**What to work on:**
Word for word, copy all the data and drop the pictures.

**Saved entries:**
========

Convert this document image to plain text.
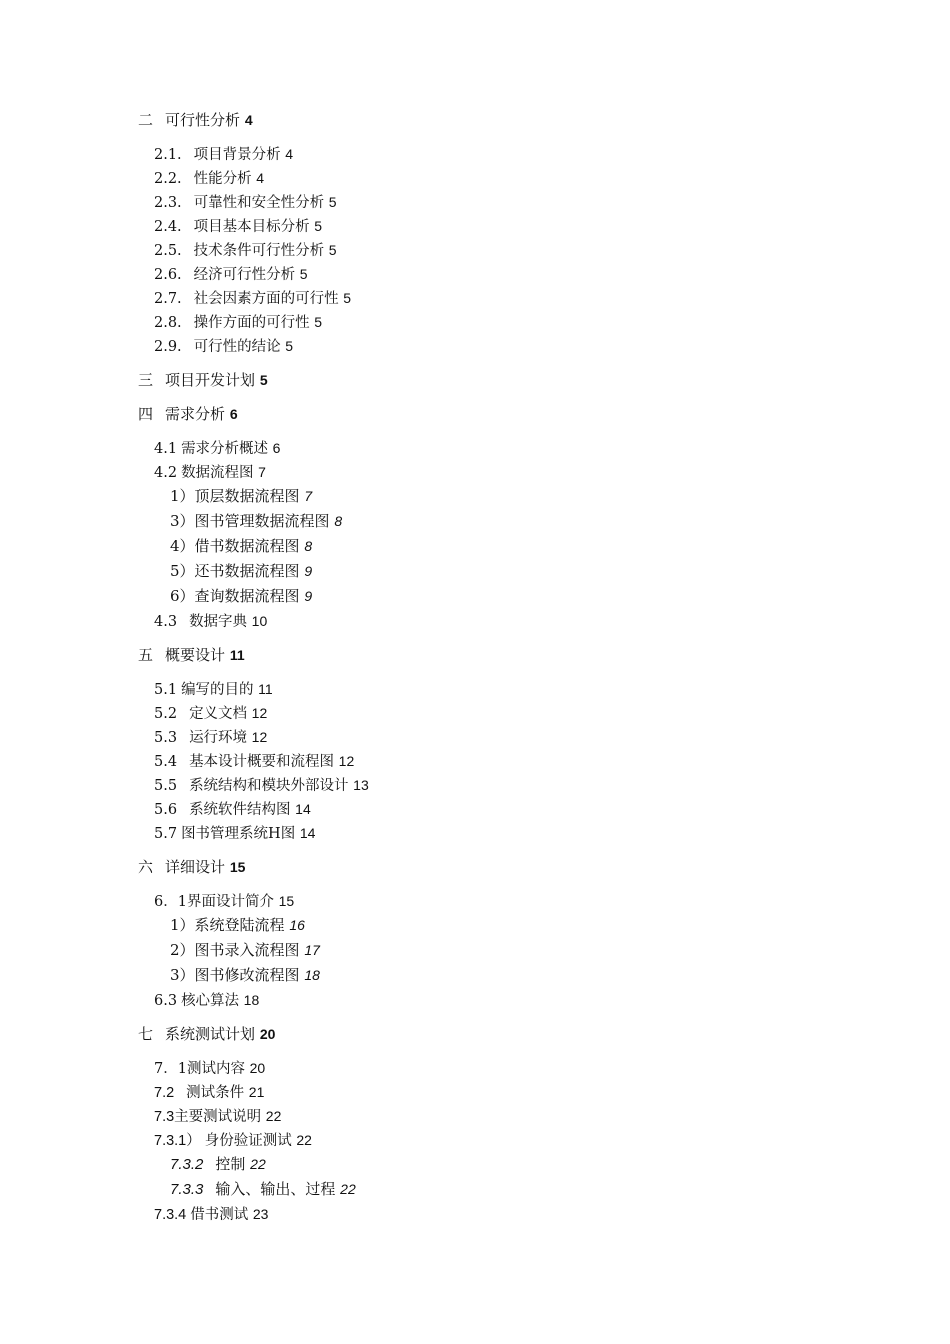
二 可行性分析 4
2.1. 项目背景分析 4
2.2. 性能分析 4
2.3. 可靠性和安全性分析 5
2.4. 项目基本目标分析 5
2.5. 技术条件可行性分析 5
2.6. 经济可行性分析 5
2.7. 社会因素方面的可行性 5
2.8. 操作方面的可行性 5
2.9. 可行性的结论 5
三 项目开发计划 5
四 需求分析 6
4.1 需求分析概述 6
4.2 数据流程图 7
1）顶层数据流程图 7
3）图书管理数据流程图 8
4）借书数据流程图 8
5）还书数据流程图 9
6）查询数据流程图 9
4.3 数据字典 10
五 概要设计 11
5.1 编写的目的 11
5.2 定义文档 12
5.3 运行环境 12
5.4 基本设计概要和流程图 12
5.5 系统结构和模块外部设计 13
5.6 系统软件结构图 14
5.7 图书管理系统H图 14
六 详细设计 15
6．1界面设计简介 15
1）系统登陆流程 16
2）图书录入流程图 17
3）图书修改流程图 18
6.3 核心算法 18
七 系统测试计划 20
7．1测试内容 20
7.2 测试条件 21
7.3主要测试说明 22
7.3.1） 身份验证测试 22
7.3.2 控制 22
7.3.3 输入、输出、过程 22
7.3.4 借书测试 23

========

**Expected answer:**
Convert this document image to plain text.
二 可行性分析 4
2.1. 项目背景分析 4
2.2. 性能分析 4
2.3. 可靠性和安全性分析 5
2.4. 项目基本目标分析 5
2.5. 技术条件可行性分析 5
2.6. 经济可行性分析 5
2.7. 社会因素方面的可行性 5
2.8. 操作方面的可行性 5
2.9. 可行性的结论 5
三 项目开发计划 5
四 需求分析 6
4.1 需求分析概述 6
4.2 数据流程图 7
1）顶层数据流程图 7
3）图书管理数据流程图 8
4）借书数据流程图 8
5）还书数据流程图 9
6）查询数据流程图 9
4.3 数据字典 10
五 概要设计 11
5.1 编写的目的 11
5.2 定义文档 12
5.3 运行环境 12
5.4 基本设计概要和流程图 12
5.5 系统结构和模块外部设计 13
5.6 系统软件结构图 14
5.7 图书管理系统H图 14
六 详细设计 15
6．1界面设计简介 15
1）系统登陆流程 16
2）图书录入流程图 17
3）图书修改流程图 18
6.3 核心算法 18
七 系统测试计划 20
7．1测试内容 20
7.2 测试条件 21
7.3主要测试说明 22
7.3.1） 身份验证测试 22
7.3.2 控制 22
7.3.3 输入、输出、过程 22
7.3.4 借书测试 23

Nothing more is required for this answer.